EXERCISE BRIEF:
Each entry needs to be restated exactly as written.

Saved data entries:
####################

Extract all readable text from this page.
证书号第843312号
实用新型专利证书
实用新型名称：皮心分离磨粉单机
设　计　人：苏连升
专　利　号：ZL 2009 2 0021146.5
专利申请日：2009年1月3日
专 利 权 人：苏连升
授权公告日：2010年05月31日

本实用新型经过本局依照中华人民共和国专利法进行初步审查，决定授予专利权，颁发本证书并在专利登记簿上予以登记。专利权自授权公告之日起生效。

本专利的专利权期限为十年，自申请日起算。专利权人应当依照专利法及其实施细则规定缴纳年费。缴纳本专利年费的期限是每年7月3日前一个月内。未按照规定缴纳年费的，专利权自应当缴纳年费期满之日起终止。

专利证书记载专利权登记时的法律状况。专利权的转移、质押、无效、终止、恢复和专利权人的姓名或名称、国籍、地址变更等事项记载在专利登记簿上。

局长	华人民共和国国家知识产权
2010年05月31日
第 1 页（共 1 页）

####################

CORRECT RESPONSE:
Extract all readable text from this page.
证书号第843312号
实用新型专利证书
实用新型名称：皮心分离磨粉单机
设　计　人：苏连升
专　利　号：ZL 2009 2 0021146.5
专利申请日：2009年1月3日
专 利 权 人：苏连升
授权公告日：2010年05月31日

本实用新型经过本局依照中华人民共和国专利法进行初步审查，决定授予专利权，颁发本证书并在专利登记簿上予以登记。专利权自授权公告之日起生效。

本专利的专利权期限为十年，自申请日起算。专利权人应当依照专利法及其实施细则规定缴纳年费。缴纳本专利年费的期限是每年7月3日前一个月内。未按照规定缴纳年费的，专利权自应当缴纳年费期满之日起终止。

专利证书记载专利权登记时的法律状况。专利权的转移、质押、无效、终止、恢复和专利权人的姓名或名称、国籍、地址变更等事项记载在专利登记簿上。

局长	华人民共和国国家知识产权
2010年05月31日
第 1 页（共 1 页）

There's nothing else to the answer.